What this task involves - Set down every entry again word for word, please, but skip the pictures.
· · · · · · ·
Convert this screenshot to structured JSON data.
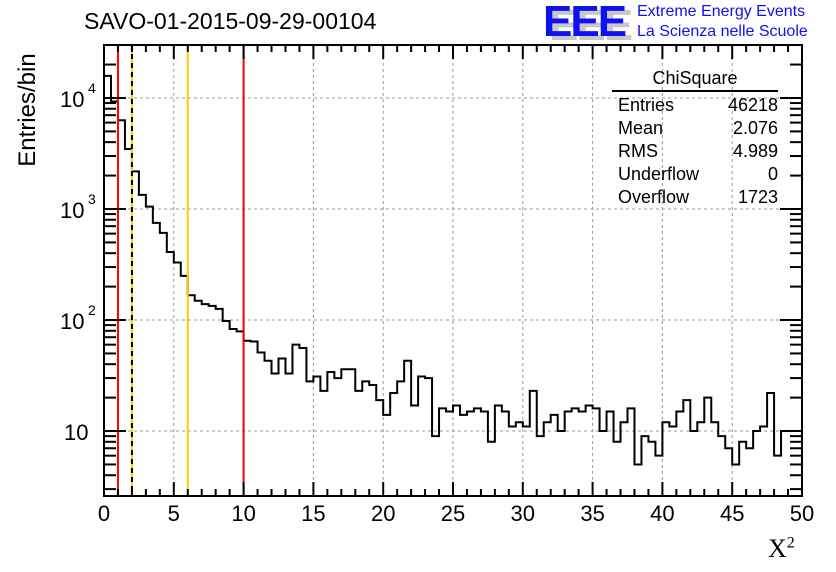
{
  "header": {
    "title": "SAVO-01-2015-09-29-00104",
    "logo_text": "EEE",
    "logo_line1": "Extreme Energy Events",
    "logo_line2": "La Scienza nelle Scuole"
  },
  "stats": {
    "name": "ChiSquare",
    "rows": [
      {
        "label": "Entries",
        "value": "46218"
      },
      {
        "label": "Mean",
        "value": "2.076"
      },
      {
        "label": "RMS",
        "value": "4.989"
      },
      {
        "label": "Underflow",
        "value": "0"
      },
      {
        "label": "Overflow",
        "value": "1723"
      }
    ]
  },
  "chart_data": {
    "type": "histogram",
    "title": "SAVO-01-2015-09-29-00104",
    "xlabel": "X",
    "xlabel_sup": "2",
    "ylabel": "Entries/bin",
    "xlim": [
      0,
      50
    ],
    "ylim": [
      2.6,
      30000
    ],
    "yscale": "log",
    "grid": true,
    "bin_width": 0.5,
    "x_ticks": [
      "0",
      "5",
      "10",
      "15",
      "20",
      "25",
      "30",
      "35",
      "40",
      "45",
      "50"
    ],
    "y_ticks": [
      {
        "value": 10,
        "label": "10"
      },
      {
        "value": 100,
        "label": "10",
        "exp": "2"
      },
      {
        "value": 1000,
        "label": "10",
        "exp": "3"
      },
      {
        "value": 10000,
        "label": "10",
        "exp": "4"
      }
    ],
    "values": [
      15800,
      9300,
      6300,
      3470,
      2180,
      1340,
      1050,
      750,
      610,
      410,
      330,
      250,
      167,
      149,
      139,
      134,
      126,
      98,
      83,
      79,
      65,
      64,
      51,
      43,
      33,
      45,
      33,
      60,
      56,
      28,
      31,
      23,
      34,
      30,
      36,
      36,
      23,
      28,
      26,
      19,
      14,
      22,
      28,
      43,
      17,
      31,
      30,
      9,
      16,
      15,
      17,
      14,
      15,
      16,
      15,
      8,
      17,
      15,
      11,
      12,
      11,
      23,
      9,
      12,
      14,
      10,
      15,
      16,
      15,
      17,
      16,
      10,
      15,
      8,
      12,
      16,
      5,
      9,
      8,
      6,
      12,
      11,
      15,
      19,
      10,
      12,
      20,
      12,
      9,
      7,
      5,
      8,
      7,
      10,
      11,
      22,
      6,
      10,
      10,
      10
    ],
    "vertical_lines": [
      {
        "x": 1,
        "color": "#ff0000",
        "style": "solid"
      },
      {
        "x": 2,
        "color": "#ffcc00",
        "style": "solid"
      },
      {
        "x": 2,
        "color": "#000000",
        "style": "dashed"
      },
      {
        "x": 6,
        "color": "#ffcc00",
        "style": "solid"
      },
      {
        "x": 10,
        "color": "#ff0000",
        "style": "solid"
      }
    ]
  }
}
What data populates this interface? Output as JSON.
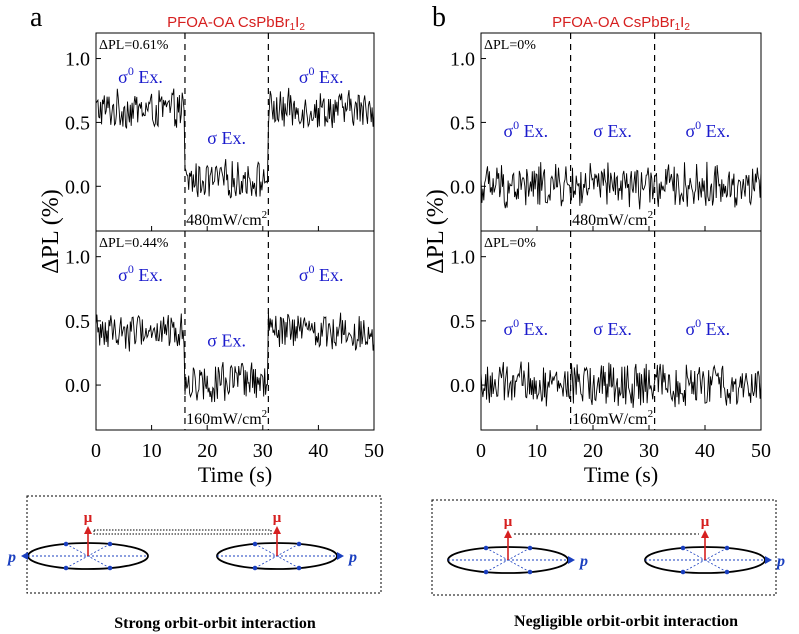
{
  "chart_data": [
    {
      "type": "line",
      "panel_letter": "a",
      "title_prefix": "PFOA-OA CsPbBr",
      "title_sub1": "1",
      "title_mid": "I",
      "title_sub2": "2",
      "ylabel": "ΔPL (%)",
      "xlabel": "Time (s)",
      "xlim": [
        0,
        50
      ],
      "x_ticks": [
        "0",
        "10",
        "20",
        "30",
        "40",
        "50"
      ],
      "switch_times": [
        16,
        31
      ],
      "subplots": [
        {
          "delta_label": "ΔPL=0.61%",
          "intensity": "480mW/cm",
          "intensity_exp": "2",
          "ylim": [
            -0.35,
            1.2
          ],
          "y_ticks": [
            "0.0",
            "0.5",
            "1.0"
          ],
          "segments": [
            {
              "label_main": "σ",
              "label_sup": "0",
              "label_rest": "Ex.",
              "x_start": 0,
              "x_end": 16,
              "level": 0.6
            },
            {
              "label_main": "σ",
              "label_sup": "",
              "label_rest": "Ex.",
              "x_start": 16,
              "x_end": 31,
              "level": 0.05
            },
            {
              "label_main": "σ",
              "label_sup": "0",
              "label_rest": "Ex.",
              "x_start": 31,
              "x_end": 50,
              "level": 0.6
            }
          ]
        },
        {
          "delta_label": "ΔPL=0.44%",
          "intensity": "160mW/cm",
          "intensity_exp": "2",
          "ylim": [
            -0.35,
            1.2
          ],
          "y_ticks": [
            "0.0",
            "0.5",
            "1.0"
          ],
          "segments": [
            {
              "label_main": "σ",
              "label_sup": "0",
              "label_rest": "Ex.",
              "x_start": 0,
              "x_end": 16,
              "level": 0.42
            },
            {
              "label_main": "σ",
              "label_sup": "",
              "label_rest": "Ex.",
              "x_start": 16,
              "x_end": 31,
              "level": 0.02
            },
            {
              "label_main": "σ",
              "label_sup": "0",
              "label_rest": "Ex.",
              "x_start": 31,
              "x_end": 50,
              "level": 0.42
            }
          ]
        }
      ]
    },
    {
      "type": "line",
      "panel_letter": "b",
      "title_prefix": "PFOA-OA CsPbBr",
      "title_sub1": "1",
      "title_mid": "I",
      "title_sub2": "2",
      "ylabel": "ΔPL (%)",
      "xlabel": "Time (s)",
      "xlim": [
        0,
        50
      ],
      "x_ticks": [
        "0",
        "10",
        "20",
        "30",
        "40",
        "50"
      ],
      "switch_times": [
        16,
        31
      ],
      "subplots": [
        {
          "delta_label": "ΔPL=0%",
          "intensity": "480mW/cm",
          "intensity_exp": "2",
          "ylim": [
            -0.35,
            1.2
          ],
          "y_ticks": [
            "0.0",
            "0.5",
            "1.0"
          ],
          "segments": [
            {
              "label_main": "σ",
              "label_sup": "0",
              "label_rest": "Ex.",
              "x_start": 0,
              "x_end": 16,
              "level": 0.0
            },
            {
              "label_main": "σ",
              "label_sup": "",
              "label_rest": "Ex.",
              "x_start": 16,
              "x_end": 31,
              "level": 0.0
            },
            {
              "label_main": "σ",
              "label_sup": "0",
              "label_rest": "Ex.",
              "x_start": 31,
              "x_end": 50,
              "level": 0.0
            }
          ]
        },
        {
          "delta_label": "ΔPL=0%",
          "intensity": "160mW/cm",
          "intensity_exp": "2",
          "ylim": [
            -0.35,
            1.2
          ],
          "y_ticks": [
            "0.0",
            "0.5",
            "1.0"
          ],
          "segments": [
            {
              "label_main": "σ",
              "label_sup": "0",
              "label_rest": "Ex.",
              "x_start": 0,
              "x_end": 16,
              "level": 0.0
            },
            {
              "label_main": "σ",
              "label_sup": "",
              "label_rest": "Ex.",
              "x_start": 16,
              "x_end": 31,
              "level": 0.0
            },
            {
              "label_main": "σ",
              "label_sup": "0",
              "label_rest": "Ex.",
              "x_start": 31,
              "x_end": 50,
              "level": 0.0
            }
          ]
        }
      ]
    }
  ],
  "schematics": [
    {
      "caption": "Strong orbit-orbit interaction",
      "mu_label": "μ",
      "p_label": "p",
      "link_style": "dotted"
    },
    {
      "caption": "Negligible orbit-orbit interaction",
      "mu_label": "μ",
      "p_label": "p",
      "link_style": "dashed"
    }
  ],
  "colors": {
    "title": "#d62020",
    "label": "#1a1acc",
    "trace": "#000000",
    "arrow_mu": "#d62020",
    "arrow_p": "#1a3fbf"
  }
}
· · · · · · ·
Solution for this exercise -
Convert this screenshot to structured JSON data.
{
  "header": {
    "title": "SAVO-01-2015-09-29-00104",
    "logo_text": "EEE",
    "logo_line1": "Extreme Energy Events",
    "logo_line2": "La Scienza nelle Scuole"
  },
  "stats": {
    "name": "ChiSquare",
    "rows": [
      {
        "label": "Entries",
        "value": "46218"
      },
      {
        "label": "Mean",
        "value": "2.076"
      },
      {
        "label": "RMS",
        "value": "4.989"
      },
      {
        "label": "Underflow",
        "value": "0"
      },
      {
        "label": "Overflow",
        "value": "1723"
      }
    ]
  },
  "chart_data": {
    "type": "histogram",
    "title": "SAVO-01-2015-09-29-00104",
    "xlabel": "X",
    "xlabel_sup": "2",
    "ylabel": "Entries/bin",
    "xlim": [
      0,
      50
    ],
    "ylim": [
      2.6,
      30000
    ],
    "yscale": "log",
    "grid": true,
    "bin_width": 0.5,
    "x_ticks": [
      "0",
      "5",
      "10",
      "15",
      "20",
      "25",
      "30",
      "35",
      "40",
      "45",
      "50"
    ],
    "y_ticks": [
      {
        "value": 10,
        "label": "10"
      },
      {
        "value": 100,
        "label": "10",
        "exp": "2"
      },
      {
        "value": 1000,
        "label": "10",
        "exp": "3"
      },
      {
        "value": 10000,
        "label": "10",
        "exp": "4"
      }
    ],
    "values": [
      15800,
      9300,
      6300,
      3470,
      2180,
      1340,
      1050,
      750,
      610,
      410,
      330,
      250,
      167,
      149,
      139,
      134,
      126,
      98,
      83,
      79,
      65,
      64,
      51,
      43,
      33,
      45,
      33,
      60,
      56,
      28,
      31,
      23,
      34,
      30,
      36,
      36,
      23,
      28,
      26,
      19,
      14,
      22,
      28,
      43,
      17,
      31,
      30,
      9,
      16,
      15,
      17,
      14,
      15,
      16,
      15,
      8,
      17,
      15,
      11,
      12,
      11,
      23,
      9,
      12,
      14,
      10,
      15,
      16,
      15,
      17,
      16,
      10,
      15,
      8,
      12,
      16,
      5,
      9,
      8,
      6,
      12,
      11,
      15,
      19,
      10,
      12,
      20,
      12,
      9,
      7,
      5,
      8,
      7,
      10,
      11,
      22,
      6,
      10,
      10,
      10
    ],
    "vertical_lines": [
      {
        "x": 1,
        "color": "#ff0000",
        "style": "solid"
      },
      {
        "x": 2,
        "color": "#ffcc00",
        "style": "solid"
      },
      {
        "x": 2,
        "color": "#000000",
        "style": "dashed"
      },
      {
        "x": 6,
        "color": "#ffcc00",
        "style": "solid"
      },
      {
        "x": 10,
        "color": "#ff0000",
        "style": "solid"
      }
    ]
  }
}
What data populates this interface? Output as JSON.
{
  "chart_data": [
    {
      "type": "line",
      "panel_letter": "a",
      "title_prefix": "PFOA-OA CsPbBr",
      "title_sub1": "1",
      "title_mid": "I",
      "title_sub2": "2",
      "ylabel": "ΔPL (%)",
      "xlabel": "Time (s)",
      "xlim": [
        0,
        50
      ],
      "x_ticks": [
        "0",
        "10",
        "20",
        "30",
        "40",
        "50"
      ],
      "switch_times": [
        16,
        31
      ],
      "subplots": [
        {
          "delta_label": "ΔPL=0.61%",
          "intensity": "480mW/cm",
          "intensity_exp": "2",
          "ylim": [
            -0.35,
            1.2
          ],
          "y_ticks": [
            "0.0",
            "0.5",
            "1.0"
          ],
          "segments": [
            {
              "label_main": "σ",
              "label_sup": "0",
              "label_rest": "Ex.",
              "x_start": 0,
              "x_end": 16,
              "level": 0.6
            },
            {
              "label_main": "σ",
              "label_sup": "",
              "label_rest": "Ex.",
              "x_start": 16,
              "x_end": 31,
              "level": 0.05
            },
            {
              "label_main": "σ",
              "label_sup": "0",
              "label_rest": "Ex.",
              "x_start": 31,
              "x_end": 50,
              "level": 0.6
            }
          ]
        },
        {
          "delta_label": "ΔPL=0.44%",
          "intensity": "160mW/cm",
          "intensity_exp": "2",
          "ylim": [
            -0.35,
            1.2
          ],
          "y_ticks": [
            "0.0",
            "0.5",
            "1.0"
          ],
          "segments": [
            {
              "label_main": "σ",
              "label_sup": "0",
              "label_rest": "Ex.",
              "x_start": 0,
              "x_end": 16,
              "level": 0.42
            },
            {
              "label_main": "σ",
              "label_sup": "",
              "label_rest": "Ex.",
              "x_start": 16,
              "x_end": 31,
              "level": 0.02
            },
            {
              "label_main": "σ",
              "label_sup": "0",
              "label_rest": "Ex.",
              "x_start": 31,
              "x_end": 50,
              "level": 0.42
            }
          ]
        }
      ]
    },
    {
      "type": "line",
      "panel_letter": "b",
      "title_prefix": "PFOA-OA CsPbBr",
      "title_sub1": "1",
      "title_mid": "I",
      "title_sub2": "2",
      "ylabel": "ΔPL (%)",
      "xlabel": "Time (s)",
      "xlim": [
        0,
        50
      ],
      "x_ticks": [
        "0",
        "10",
        "20",
        "30",
        "40",
        "50"
      ],
      "switch_times": [
        16,
        31
      ],
      "subplots": [
        {
          "delta_label": "ΔPL=0%",
          "intensity": "480mW/cm",
          "intensity_exp": "2",
          "ylim": [
            -0.35,
            1.2
          ],
          "y_ticks": [
            "0.0",
            "0.5",
            "1.0"
          ],
          "segments": [
            {
              "label_main": "σ",
              "label_sup": "0",
              "label_rest": "Ex.",
              "x_start": 0,
              "x_end": 16,
              "level": 0.0
            },
            {
              "label_main": "σ",
              "label_sup": "",
              "label_rest": "Ex.",
              "x_start": 16,
              "x_end": 31,
              "level": 0.0
            },
            {
              "label_main": "σ",
              "label_sup": "0",
              "label_rest": "Ex.",
              "x_start": 31,
              "x_end": 50,
              "level": 0.0
            }
          ]
        },
        {
          "delta_label": "ΔPL=0%",
          "intensity": "160mW/cm",
          "intensity_exp": "2",
          "ylim": [
            -0.35,
            1.2
          ],
          "y_ticks": [
            "0.0",
            "0.5",
            "1.0"
          ],
          "segments": [
            {
              "label_main": "σ",
              "label_sup": "0",
              "label_rest": "Ex.",
              "x_start": 0,
              "x_end": 16,
              "level": 0.0
            },
            {
              "label_main": "σ",
              "label_sup": "",
              "label_rest": "Ex.",
              "x_start": 16,
              "x_end": 31,
              "level": 0.0
            },
            {
              "label_main": "σ",
              "label_sup": "0",
              "label_rest": "Ex.",
              "x_start": 31,
              "x_end": 50,
              "level": 0.0
            }
          ]
        }
      ]
    }
  ],
  "schematics": [
    {
      "caption": "Strong orbit-orbit interaction",
      "mu_label": "μ",
      "p_label": "p",
      "link_style": "dotted"
    },
    {
      "caption": "Negligible orbit-orbit interaction",
      "mu_label": "μ",
      "p_label": "p",
      "link_style": "dashed"
    }
  ],
  "colors": {
    "title": "#d62020",
    "label": "#1a1acc",
    "trace": "#000000",
    "arrow_mu": "#d62020",
    "arrow_p": "#1a3fbf"
  }
}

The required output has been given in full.